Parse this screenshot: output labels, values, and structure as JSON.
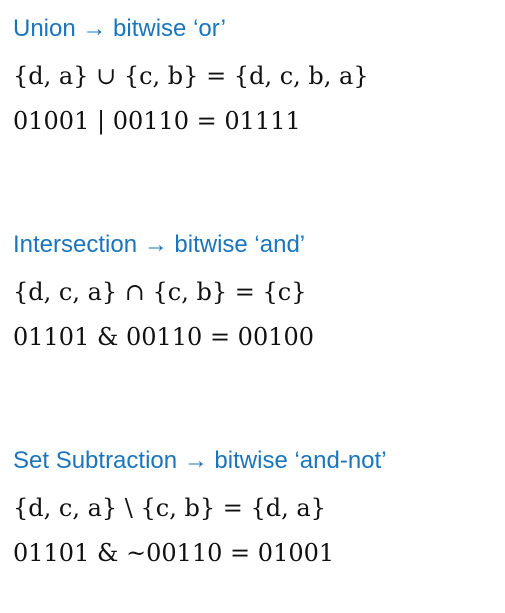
{
  "sections": [
    {
      "heading": "Union → bitwise ‘or’",
      "set_expr": "{d, a} ∪ {c, b} = {d, c, b, a}",
      "bit_expr": "01001 | 00110 = 01111"
    },
    {
      "heading": "Intersection → bitwise ‘and’",
      "set_expr": "{d, c, a} ∩ {c, b} = {c}",
      "bit_expr": "01101 & 00110 = 00100"
    },
    {
      "heading": "Set Subtraction → bitwise ‘and-not’",
      "set_expr": "{d, c, a} \\ {c, b} = {d, a}",
      "bit_expr": "01101 & ~00110 = 01001"
    }
  ],
  "colors": {
    "heading": "#1b75bc",
    "text": "#111111"
  }
}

§ **The exercise**: Pull every line containing "heading" out of the records.

§ **Solution**:
      "heading": "Union → bitwise ‘or’",
      "heading": "Intersection → bitwise ‘and’",
      "heading": "Set Subtraction → bitwise ‘and-not’",
    "heading": "#1b75bc",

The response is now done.